Document transcription data
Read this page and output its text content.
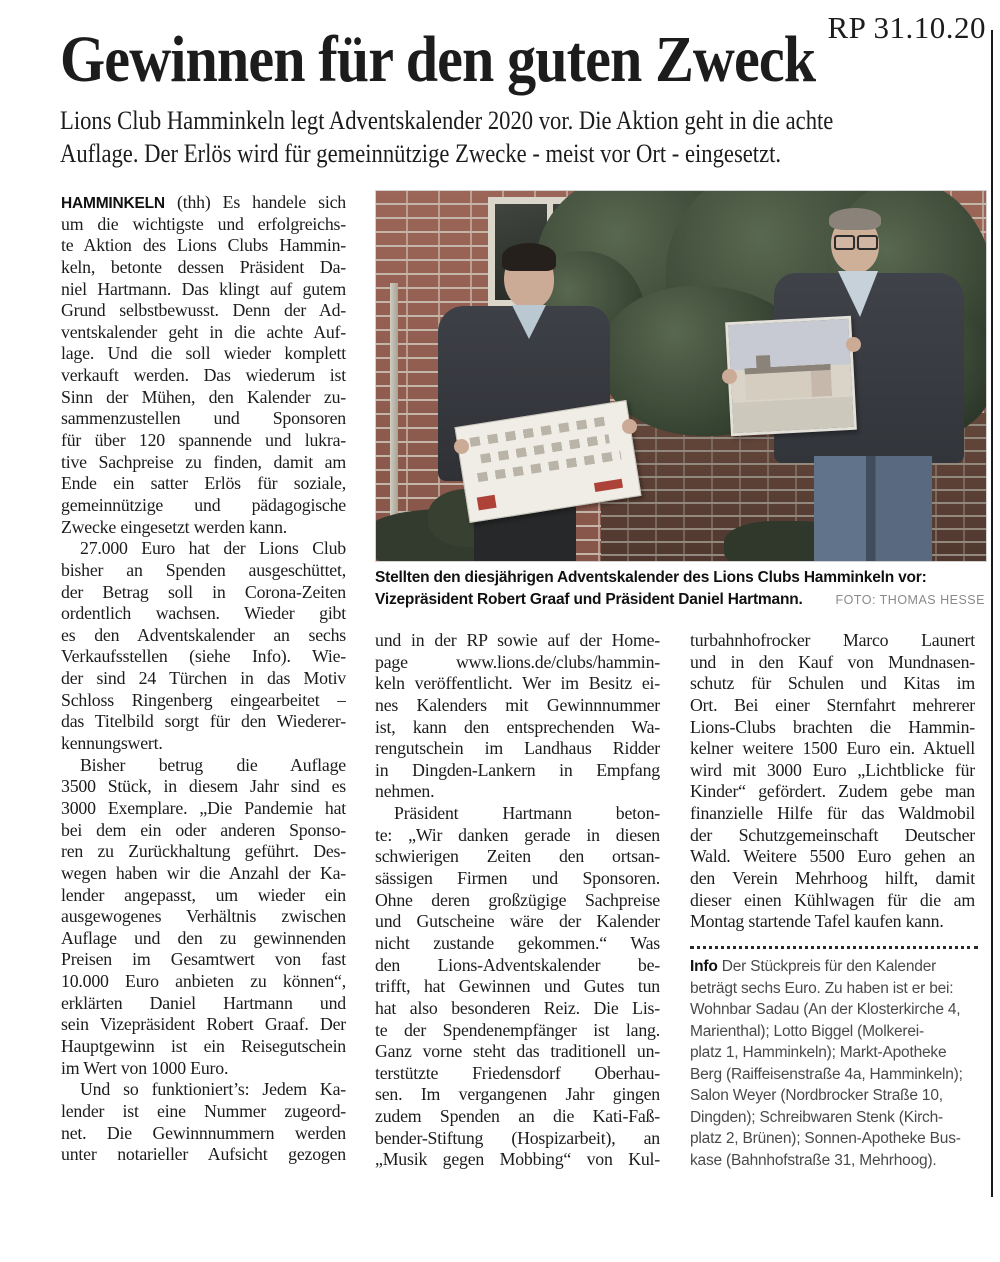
RP 31.10.20
Gewinnen für den guten Zweck
Lions Club Hamminkeln legt Adventskalender 2020 vor. Die Aktion geht in die achte
Auflage. Der Erlös wird für gemeinnützige Zwecke - meist vor Ort - eingesetzt.
HAMMINKELN (thh) Es handele sich
um die wichtigste und erfolgreichs-
te Aktion des Lions Clubs Hammin-
keln, betonte dessen Präsident Da-
niel Hartmann. Das klingt auf gutem
Grund selbstbewusst. Denn der Ad-
ventskalender geht in die achte Auf-
lage. Und die soll wieder komplett
verkauft werden. Das wiederum ist
Sinn der Mühen, den Kalender zu-
sammenzustellen und Sponsoren
für über 120 spannende und lukra-
tive Sachpreise zu finden, damit am
Ende ein satter Erlös für soziale,
gemeinnützige und pädagogische
Zwecke eingesetzt werden kann.
27.000 Euro hat der Lions Club
bisher an Spenden ausgeschüttet,
der Betrag soll in Corona-Zeiten
ordentlich wachsen. Wieder gibt
es den Adventskalender an sechs
Verkaufsstellen (siehe Info). Wie-
der sind 24 Türchen in das Motiv
Schloss Ringenberg eingearbeitet –
das Titelbild sorgt für den Wiederer-
kennungswert.
Bisher betrug die Auflage
3500 Stück, in diesem Jahr sind es
3000 Exemplare. „Die Pandemie hat
bei dem ein oder anderen Sponso-
ren zu Zurückhaltung geführt. Des-
wegen haben wir die Anzahl der Ka-
lender angepasst, um wieder ein
ausgewogenes Verhältnis zwischen
Auflage und den zu gewinnenden
Preisen im Gesamtwert von fast
10.000 Euro anbieten zu können“,
erklärten Daniel Hartmann und
sein Vizepräsident Robert Graaf. Der
Hauptgewinn ist ein Reisegutschein
im Wert von 1000 Euro.
Und so funktioniert’s: Jedem Ka-
lender ist eine Nummer zugeord-
net. Die Gewinnnummern werden
unter notarieller Aufsicht gezogen
Stellten den diesjährigen Adventskalender des Lions Clubs Hamminkeln vor:
Vizepräsident Robert Graaf und Präsident Daniel Hartmann.	FOTO: THOMAS HESSE
und in der RP sowie auf der Home-
page www.lions.de/clubs/hammin-
keln veröffentlicht. Wer im Besitz ei-
nes Kalenders mit Gewinnnummer
ist, kann den entsprechenden Wa-
rengutschein im Landhaus Ridder
in Dingden-Lankern in Empfang
nehmen.
Präsident Hartmann beton-
te: „Wir danken gerade in diesen
schwierigen Zeiten den ortsan-
sässigen Firmen und Sponsoren.
Ohne deren großzügige Sachpreise
und Gutscheine wäre der Kalender
nicht zustande gekommen.“ Was
den Lions-Adventskalender be-
trifft, hat Gewinnen und Gutes tun
hat also besonderen Reiz. Die Lis-
te der Spendenempfänger ist lang.
Ganz vorne steht das traditionell un-
terstützte Friedensdorf Oberhau-
sen. Im vergangenen Jahr gingen
zudem Spenden an die Kati-Faß-
bender-Stiftung (Hospizarbeit), an
„Musik gegen Mobbing“ von Kul-
turbahnhofrocker Marco Launert
und in den Kauf von Mundnasen-
schutz für Schulen und Kitas im
Ort. Bei einer Sternfahrt mehrerer
Lions-Clubs brachten die Hammin-
kelner weitere 1500 Euro ein. Aktuell
wird mit 3000 Euro „Lichtblicke für
Kinder“ gefördert. Zudem gebe man
finanzielle Hilfe für das Waldmobil
der Schutzgemeinschaft Deutscher
Wald. Weitere 5500 Euro gehen an
den Verein Mehrhoog hilft, damit
dieser einen Kühlwagen für die am
Montag startende Tafel kaufen kann.
Info Der Stückpreis für den Kalender
beträgt sechs Euro. Zu haben ist er bei:
Wohnbar Sadau (An der Klosterkirche 4,
Marienthal); Lotto Biggel (Molkerei-
platz 1, Hamminkeln); Markt-Apotheke
Berg (Raiffeisenstraße 4a, Hamminkeln);
Salon Weyer (Nordbrocker Straße 10,
Dingden); Schreibwaren Stenk (Kirch-
platz 2, Brünen); Sonnen-Apotheke Bus-
kase (Bahnhofstraße 31, Mehrhoog).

**Exercise**
Read through the entries above and copy each line that has the string "Euro" in it.

**Answer section**
27.000 Euro hat der Lions Club
10.000 Euro anbieten zu können“,
im Wert von 1000 Euro.
kelner weitere 1500 Euro ein. Aktuell
wird mit 3000 Euro „Lichtblicke für
Wald. Weitere 5500 Euro gehen an
beträgt sechs Euro. Zu haben ist er bei:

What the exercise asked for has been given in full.